Exercise aim: Quote each line of the material verbatim, without the pictures.

====================

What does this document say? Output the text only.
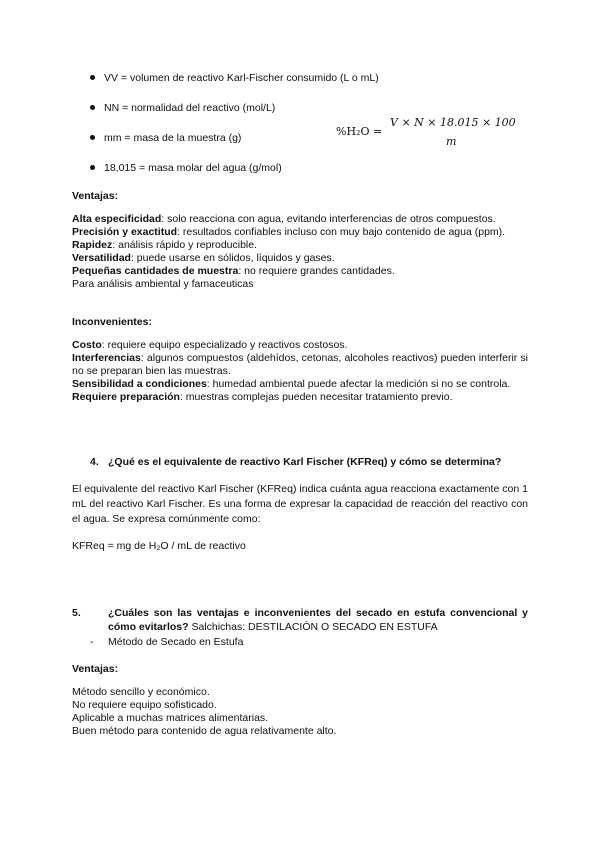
VV = volumen de reactivo Karl-Fischer consumido (L o mL)
NN = normalidad del reactivo (mol/L)
mm = masa de la muestra (g)
18,015 = masa molar del agua (g/mol)
%H₂O =
V × N × 18.015 × 100
m
Ventajas:
Alta especificidad: solo reacciona con agua, evitando interferencias de otros compuestos.
Precisión y exactitud: resultados confiables incluso con muy bajo contenido de agua (ppm).
Rapidez: análisis rápido y reproducible.
Versatilidad: puede usarse en sólidos, líquidos y gases.
Pequeñas cantidades de muestra: no requiere grandes cantidades.
Para análisis ambiental y famaceuticas
Inconvenientes:
Costo: requiere equipo especializado y reactivos costosos.
Interferencias: algunos compuestos (aldehídos, cetonas, alcoholes reactivos) pueden interferir si no se preparan bien las muestras.
Sensibilidad a condiciones: humedad ambiental puede afectar la medición si no se controla.
Requiere preparación: muestras complejas pueden necesitar tratamiento previo.
4. ¿Qué es el equivalente de reactivo Karl Fischer (KFReq) y cómo se determina?
El equivalente del reactivo Karl Fischer (KFReq) indica cuánta agua reacciona exactamente con 1 mL del reactivo Karl Fischer. Es una forma de expresar la capacidad de reacción del reactivo con el agua. Se expresa comúnmente como:
KFReq = mg de H₂O / mL de reactivo
5.	¿Cuáles son las ventajas e inconvenientes del secado en estufa convencional y cómo evitarlos? Salchichas: DESTILACIÓN O SECADO EN ESTUFA
- Método de Secado en Estufa
Ventajas:
Método sencillo y económico.
No requiere equipo sofisticado.
Aplicable a muchas matrices alimentarias.
Buen método para contenido de agua relativamente alto.
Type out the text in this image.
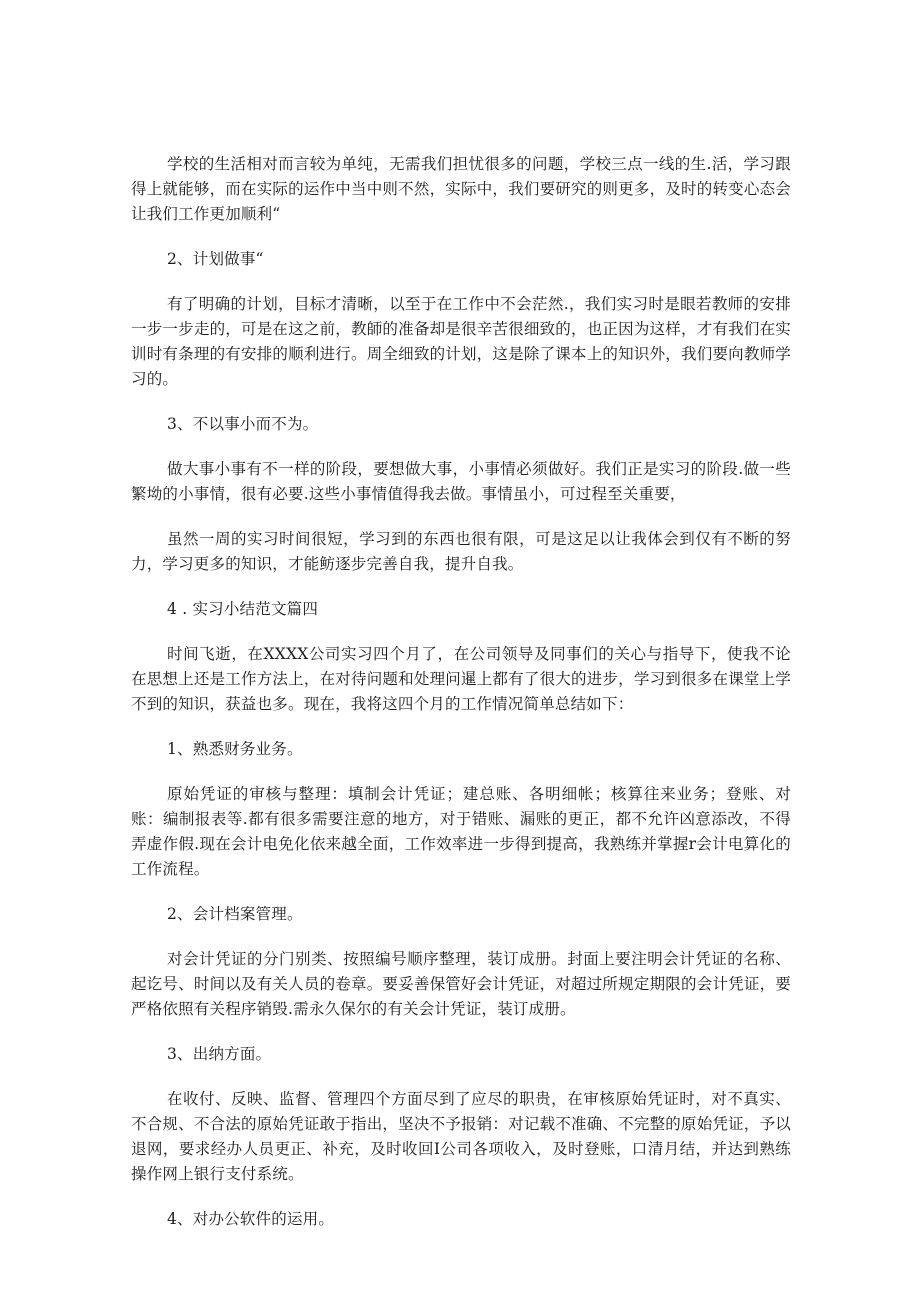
学校的生活相对而言较为单纯，无需我们担忧很多的问题，学校三点一线的生.活，学习跟得上就能够，而在实际的运作中当中则不然，实际中，我们要研究的则更多，及时的转变心态会让我们工作更加顺利“

2、计划做事“

有了明确的计划，目标才清晰，以至于在工作中不会茫然.，我们实习时是眼若教师的安排一步一步走的，可是在这之前，教師的准备却是很辛苦很细致的，也正因为这样，才有我们在实训时有条理的有安排的顺利进行。周全细致的计划，这是除了课本上的知识外，我们要向教师学习的。

3、不以事小而不为。

做大事小事有不一样的阶段，要想做大事，小事情必须做好。我们正是实习的阶段.做一些繁坳的小事情，很有必要.这些小事情值得我去做。事情虽小，可过程至关重要，

虽然一周的实习时间很短，学习到的东西也很有限，可是这足以让我体会到仅有不断的努力，学习更多的知识，才能鲂逐步完善自我，提升自我。

4 . 实习小结范文篇四

时间飞逝，在XXXX公司实习四个月了，在公司领导及同事们的关心与指导下，使我不论在思想上还是工作方法上，在对待问题和处理问暹上都有了很大的进步，学习到很多在课堂上学不到的知识，获益也多。现在，我将这四个月的工作情况简单总结如下：

1、熟悉财务业务。

原始凭证的审核与整理：填制会计凭证；建总账、各明细帐；核算往来业务；登账、对账：编制报表等.都有很多需要注意的地方，对于错账、漏账的更正，都不允许凶意添改，不得弄虚作假.现在会计电免化依来越全面，工作效率进一步得到提高，我熟练并掌握r会计电算化的工作流程。

2、会计档案管理。

对会计凭证的分门别类、按照编号顺序整理，装订成册。封面上要注明会计凭证的名称、起讫号、时间以及有关人员的卷章。要妥善保管好会计凭证，对超过所规定期限的会计凭证，要严格依照有关程序销毁.需永久保尔的有关会计凭证，装订成册。

3、出纳方面。

在收付、反映、监督、管理四个方面尽到了应尽的职贵，在审核原始凭证时，对不真实、不合规、不合法的原始凭证敢于指出，坚决不予报销：对记载不准确、不完整的原始凭证，予以退网，要求经办人员更正、补充，及时收回I公司各项收入，及时登账，口清月结，并达到熟练操作网上银行支付系统。

4、对办公软件的运用。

====================

Finished task:
What does this document say? Output the text only.
VV = volumen de reactivo Karl-Fischer consumido (L o mL)
NN = normalidad del reactivo (mol/L)
mm = masa de la muestra (g)
18,015 = masa molar del agua (g/mol)
%H₂O =
V × N × 18.015 × 100
m
Ventajas:
Alta especificidad: solo reacciona con agua, evitando interferencias de otros compuestos.
Precisión y exactitud: resultados confiables incluso con muy bajo contenido de agua (ppm).
Rapidez: análisis rápido y reproducible.
Versatilidad: puede usarse en sólidos, líquidos y gases.
Pequeñas cantidades de muestra: no requiere grandes cantidades.
Para análisis ambiental y famaceuticas
Inconvenientes:
Costo: requiere equipo especializado y reactivos costosos.
Interferencias: algunos compuestos (aldehídos, cetonas, alcoholes reactivos) pueden interferir si no se preparan bien las muestras.
Sensibilidad a condiciones: humedad ambiental puede afectar la medición si no se controla.
Requiere preparación: muestras complejas pueden necesitar tratamiento previo.
4. ¿Qué es el equivalente de reactivo Karl Fischer (KFReq) y cómo se determina?
El equivalente del reactivo Karl Fischer (KFReq) indica cuánta agua reacciona exactamente con 1 mL del reactivo Karl Fischer. Es una forma de expresar la capacidad de reacción del reactivo con el agua. Se expresa comúnmente como:
KFReq = mg de H₂O / mL de reactivo
5.	¿Cuáles son las ventajas e inconvenientes del secado en estufa convencional y cómo evitarlos? Salchichas: DESTILACIÓN O SECADO EN ESTUFA
- Método de Secado en Estufa
Ventajas:
Método sencillo y económico.
No requiere equipo sofisticado.
Aplicable a muchas matrices alimentarias.
Buen método para contenido de agua relativamente alto.
Type out the text in this image.
学校的生活相对而言较为单纯，无需我们担忧很多的问题，学校三点一线的生.活，学习跟得上就能够，而在实际的运作中当中则不然，实际中，我们要研究的则更多，及时的转变心态会让我们工作更加顺利“

2、计划做事“

有了明确的计划，目标才清晰，以至于在工作中不会茫然.，我们实习时是眼若教师的安排一步一步走的，可是在这之前，教師的准备却是很辛苦很细致的，也正因为这样，才有我们在实训时有条理的有安排的顺利进行。周全细致的计划，这是除了课本上的知识外，我们要向教师学习的。

3、不以事小而不为。

做大事小事有不一样的阶段，要想做大事，小事情必须做好。我们正是实习的阶段.做一些繁坳的小事情，很有必要.这些小事情值得我去做。事情虽小，可过程至关重要，

虽然一周的实习时间很短，学习到的东西也很有限，可是这足以让我体会到仅有不断的努力，学习更多的知识，才能鲂逐步完善自我，提升自我。

4 . 实习小结范文篇四

时间飞逝，在XXXX公司实习四个月了，在公司领导及同事们的关心与指导下，使我不论在思想上还是工作方法上，在对待问题和处理问暹上都有了很大的进步，学习到很多在课堂上学不到的知识，获益也多。现在，我将这四个月的工作情况简单总结如下：

1、熟悉财务业务。

原始凭证的审核与整理：填制会计凭证；建总账、各明细帐；核算往来业务；登账、对账：编制报表等.都有很多需要注意的地方，对于错账、漏账的更正，都不允许凶意添改，不得弄虚作假.现在会计电免化依来越全面，工作效率进一步得到提高，我熟练并掌握r会计电算化的工作流程。

2、会计档案管理。

对会计凭证的分门别类、按照编号顺序整理，装订成册。封面上要注明会计凭证的名称、起讫号、时间以及有关人员的卷章。要妥善保管好会计凭证，对超过所规定期限的会计凭证，要严格依照有关程序销毁.需永久保尔的有关会计凭证，装订成册。

3、出纳方面。

在收付、反映、监督、管理四个方面尽到了应尽的职贵，在审核原始凭证时，对不真实、不合规、不合法的原始凭证敢于指出，坚决不予报销：对记载不准确、不完整的原始凭证，予以退网，要求经办人员更正、补充，及时收回I公司各项收入，及时登账，口清月结，并达到熟练操作网上银行支付系统。

4、对办公软件的运用。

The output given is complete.